▶ **Written problem**
Copy out the lines that include the word "的正方体".

▶ **Entries shown**
>> start

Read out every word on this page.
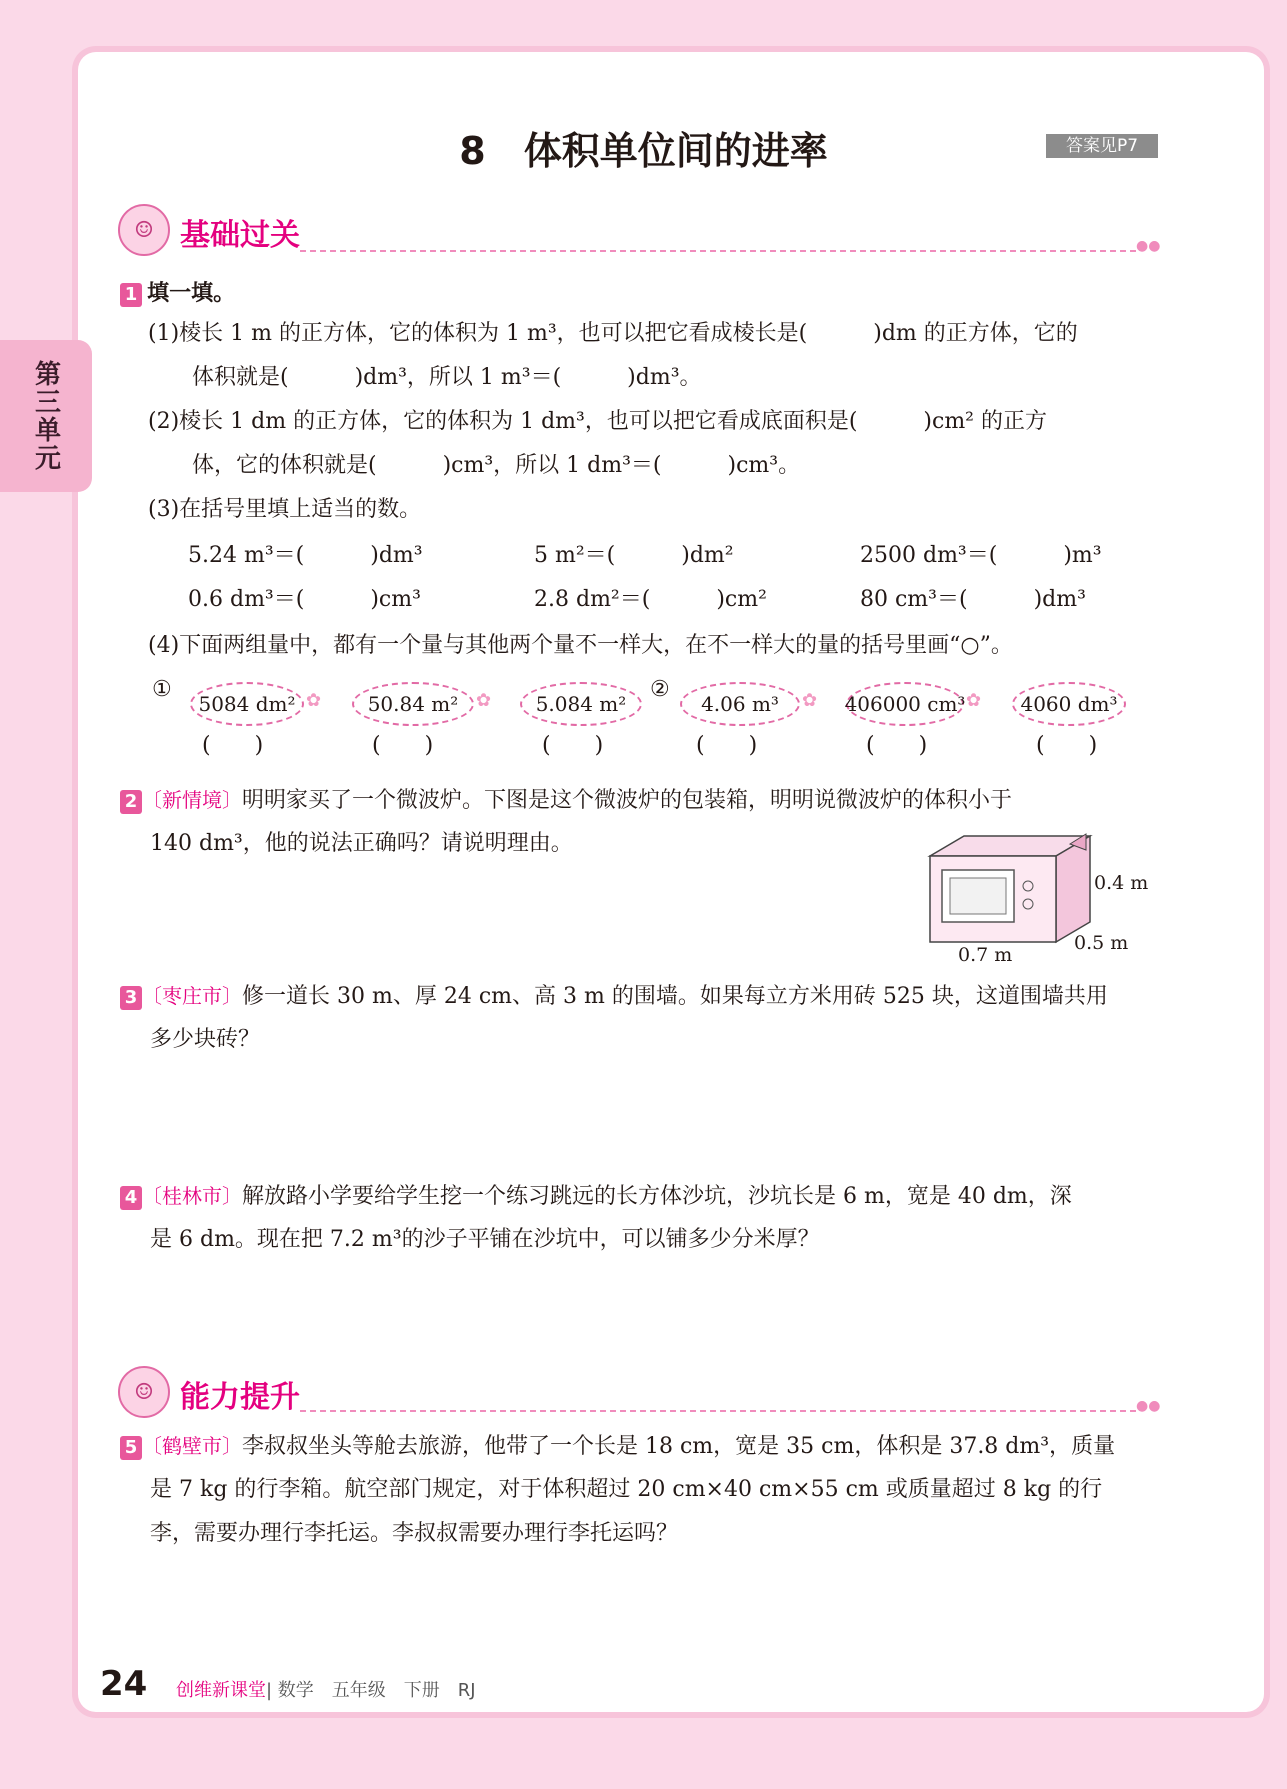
第三单元
8　体积单位间的进率	答案见P7
☺ 基础过关	●●
1 填一填。
(1)棱长 1 m 的正方体，它的体积为 1 m³，也可以把它看成棱长是(　　　)dm 的正方体，它的
体积就是(　　　)dm³，所以 1 m³＝(　　　)dm³。
(2)棱长 1 dm 的正方体，它的体积为 1 dm³，也可以把它看成底面积是(　　　)cm² 的正方
体，它的体积就是(　　　)cm³，所以 1 dm³＝(　　　)cm³。
(3)在括号里填上适当的数。
5.24 m³＝(　　　)dm³	5 m²＝(　　　)dm²	2500 dm³＝(　　　)m³
0.6 dm³＝(　　　)cm³	2.8 dm²＝(　　　)cm²	80 cm³＝(　　　)dm³
(4)下面两组量中，都有一个量与其他两个量不一样大，在不一样大的量的括号里画“○”。
①
5084 dm² ✿	50.84 m² ✿	5.084 m²
②
4.06 m³	✿ 406000 cm³ ✿	4060 dm³
(　　)	(　　)	(　　)	(　　)	(　　)	(　　)
2 〔新情境〕明明家买了一个微波炉。下图是这个微波炉的包装箱，明明说微波炉的体积小于
140 dm³，他的说法正确吗？请说明理由。
0.4 m
0.5 m
0.7 m
3 〔枣庄市〕修一道长 30 m、厚 24 cm、高 3 m 的围墙。如果每立方米用砖 525 块，这道围墙共用
多少块砖？
4 〔桂林市〕解放路小学要给学生挖一个练习跳远的长方体沙坑，沙坑长是 6 m，宽是 40 dm，深
是 6 dm。现在把 7.2 m³的沙子平铺在沙坑中，可以铺多少分米厚？
☺ 能力提升	●●
5 〔鹤壁市〕李叔叔坐头等舱去旅游，他带了一个长是 18 cm，宽是 35 cm，体积是 37.8 dm³，质量
是 7 kg 的行李箱。航空部门规定，对于体积超过 20 cm×40 cm×55 cm 或质量超过 8 kg 的行
李，需要办理行李托运。李叔叔需要办理行李托运吗？
24 创维新课堂| 数学　五年级　下册　RJ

>> end

▶ **Final result**
(1)棱长 1 m 的正方体，它的体积为 1 m³，也可以把它看成棱长是(　　　)dm 的正方体，它的
(2)棱长 1 dm 的正方体，它的体积为 1 dm³，也可以把它看成底面积是(　　　)cm² 的正方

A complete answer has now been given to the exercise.